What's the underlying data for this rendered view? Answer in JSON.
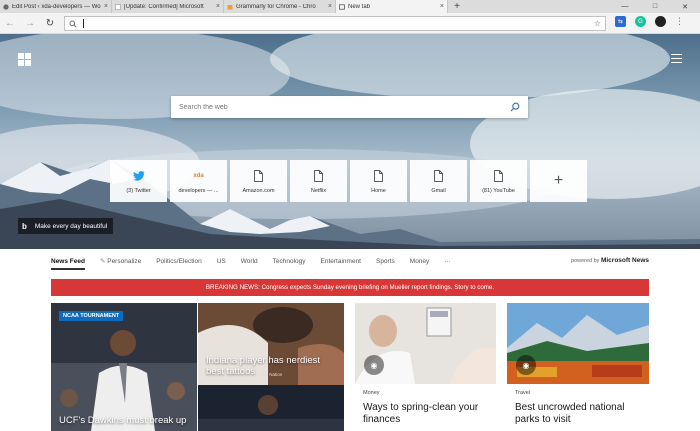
{
  "tabs": [
    {
      "title": "Edit Post ‹ xda-developers — Wo",
      "active": false
    },
    {
      "title": "[Update: Confirmed] Microsoft",
      "active": false
    },
    {
      "title": "Grammarly for Chrome - Chro",
      "active": false
    },
    {
      "title": "New tab",
      "active": true
    }
  ],
  "toolbar": {
    "back": "←",
    "forward": "→",
    "refresh": "↻",
    "address_value": "",
    "star": "☆"
  },
  "window_controls": {
    "minimize": "—",
    "maximize": "□",
    "close": "✕"
  },
  "hero": {
    "search_placeholder": "Search the web",
    "bing_caption": "Make every day beautiful",
    "bing_logo": "b"
  },
  "tiles": [
    {
      "label": "(3) Twitter",
      "icon": "twitter-icon"
    },
    {
      "label": "developers — ...",
      "icon": "xda-icon"
    },
    {
      "label": "Amazon.com",
      "icon": "page-icon"
    },
    {
      "label": "Netflix",
      "icon": "page-icon"
    },
    {
      "label": "Home",
      "icon": "page-icon"
    },
    {
      "label": "Gmail",
      "icon": "page-icon"
    },
    {
      "label": "(81) YouTube",
      "icon": "page-icon"
    }
  ],
  "tile_add": "+",
  "news_nav": {
    "items": [
      "News Feed",
      "Personalize",
      "Politics/Election",
      "US",
      "World",
      "Technology",
      "Entertainment",
      "Sports",
      "Money",
      "···"
    ],
    "powered_prefix": "powered by",
    "powered_brand": "Microsoft News"
  },
  "breaking": "BREAKING NEWS: Congress expects Sunday evening briefing on Mueller report findings. Story to come.",
  "cards": {
    "c1": {
      "badge": "NCAA TOURNAMENT",
      "headline": "UCF's Dawkins must break up"
    },
    "c2": {
      "headline": "Indiana player has nerdiest best tattoos",
      "source": "SB Nation"
    },
    "c4": {
      "category": "Money",
      "headline": "Ways to spring-clean your finances"
    },
    "c5": {
      "category": "Travel",
      "headline": "Best uncrowded national parks to visit"
    }
  },
  "colors": {
    "accent": "#0f6cbd",
    "breaking": "#d83737",
    "twitter": "#1da1f2"
  }
}
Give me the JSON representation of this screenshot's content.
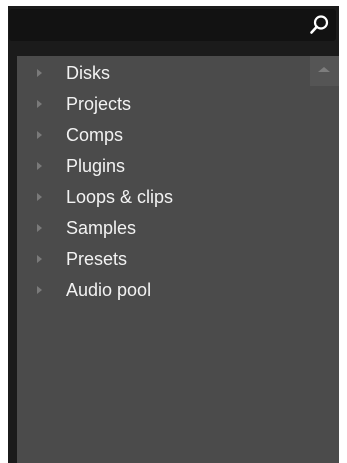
{
  "search": {
    "value": "",
    "placeholder": "",
    "icon": "search-icon"
  },
  "browser": {
    "items": [
      {
        "label": "Disks"
      },
      {
        "label": "Projects"
      },
      {
        "label": "Comps"
      },
      {
        "label": "Plugins"
      },
      {
        "label": "Loops & clips"
      },
      {
        "label": "Samples"
      },
      {
        "label": "Presets"
      },
      {
        "label": "Audio pool"
      }
    ]
  },
  "scrollbar": {
    "icon": "scroll-up-icon"
  },
  "colors": {
    "frame_background": "#1b1b1b",
    "panel_background": "#4b4b4b",
    "text": "#f2f2f2",
    "expander": "#7a7a7a"
  }
}
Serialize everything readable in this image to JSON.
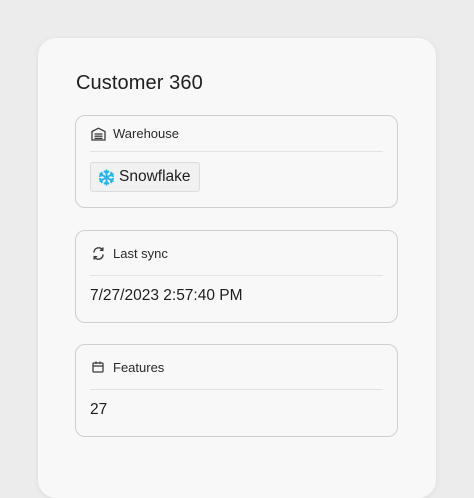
{
  "page": {
    "title": "Customer 360"
  },
  "warehouse": {
    "label": "Warehouse",
    "icon": "warehouse-icon",
    "value": "Snowflake",
    "value_icon": "snowflake-icon",
    "value_icon_color": "#29b5e8"
  },
  "last_sync": {
    "label": "Last sync",
    "icon": "sync-icon",
    "value": "7/27/2023 2:57:40 PM"
  },
  "features": {
    "label": "Features",
    "icon": "calendar-icon",
    "value": "27"
  }
}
◇ ◇ ◇ ◇ ◇
GIVEN EXERCISE:
Transcribe every entry word for word, but skip the pictures.

RESULT OF THE TASK:
What's the underlying data for this rendered view? Answer in JSON.
{
  "tabs": [
    {
      "title": "Edit Post ‹ xda-developers — Wo",
      "active": false
    },
    {
      "title": "[Update: Confirmed] Microsoft",
      "active": false
    },
    {
      "title": "Grammarly for Chrome - Chro",
      "active": false
    },
    {
      "title": "New tab",
      "active": true
    }
  ],
  "toolbar": {
    "back": "←",
    "forward": "→",
    "refresh": "↻",
    "address_value": "",
    "star": "☆"
  },
  "window_controls": {
    "minimize": "—",
    "maximize": "□",
    "close": "✕"
  },
  "hero": {
    "search_placeholder": "Search the web",
    "bing_caption": "Make every day beautiful",
    "bing_logo": "b"
  },
  "tiles": [
    {
      "label": "(3) Twitter",
      "icon": "twitter-icon"
    },
    {
      "label": "developers — ...",
      "icon": "xda-icon"
    },
    {
      "label": "Amazon.com",
      "icon": "page-icon"
    },
    {
      "label": "Netflix",
      "icon": "page-icon"
    },
    {
      "label": "Home",
      "icon": "page-icon"
    },
    {
      "label": "Gmail",
      "icon": "page-icon"
    },
    {
      "label": "(81) YouTube",
      "icon": "page-icon"
    }
  ],
  "tile_add": "+",
  "news_nav": {
    "items": [
      "News Feed",
      "Personalize",
      "Politics/Election",
      "US",
      "World",
      "Technology",
      "Entertainment",
      "Sports",
      "Money",
      "···"
    ],
    "powered_prefix": "powered by",
    "powered_brand": "Microsoft News"
  },
  "breaking": "BREAKING NEWS: Congress expects Sunday evening briefing on Mueller report findings. Story to come.",
  "cards": {
    "c1": {
      "badge": "NCAA TOURNAMENT",
      "headline": "UCF's Dawkins must break up"
    },
    "c2": {
      "headline": "Indiana player has nerdiest best tattoos",
      "source": "SB Nation"
    },
    "c4": {
      "category": "Money",
      "headline": "Ways to spring-clean your finances"
    },
    "c5": {
      "category": "Travel",
      "headline": "Best uncrowded national parks to visit"
    }
  },
  "colors": {
    "accent": "#0f6cbd",
    "breaking": "#d83737",
    "twitter": "#1da1f2"
  }
}
Give me the JSON representation of this screenshot's content.
{
  "search": {
    "value": "",
    "placeholder": "",
    "icon": "search-icon"
  },
  "browser": {
    "items": [
      {
        "label": "Disks"
      },
      {
        "label": "Projects"
      },
      {
        "label": "Comps"
      },
      {
        "label": "Plugins"
      },
      {
        "label": "Loops & clips"
      },
      {
        "label": "Samples"
      },
      {
        "label": "Presets"
      },
      {
        "label": "Audio pool"
      }
    ]
  },
  "scrollbar": {
    "icon": "scroll-up-icon"
  },
  "colors": {
    "frame_background": "#1b1b1b",
    "panel_background": "#4b4b4b",
    "text": "#f2f2f2",
    "expander": "#7a7a7a"
  }
}
Serialize everything readable in this image to JSON.
{
  "page": {
    "title": "Customer 360"
  },
  "warehouse": {
    "label": "Warehouse",
    "icon": "warehouse-icon",
    "value": "Snowflake",
    "value_icon": "snowflake-icon",
    "value_icon_color": "#29b5e8"
  },
  "last_sync": {
    "label": "Last sync",
    "icon": "sync-icon",
    "value": "7/27/2023 2:57:40 PM"
  },
  "features": {
    "label": "Features",
    "icon": "calendar-icon",
    "value": "27"
  }
}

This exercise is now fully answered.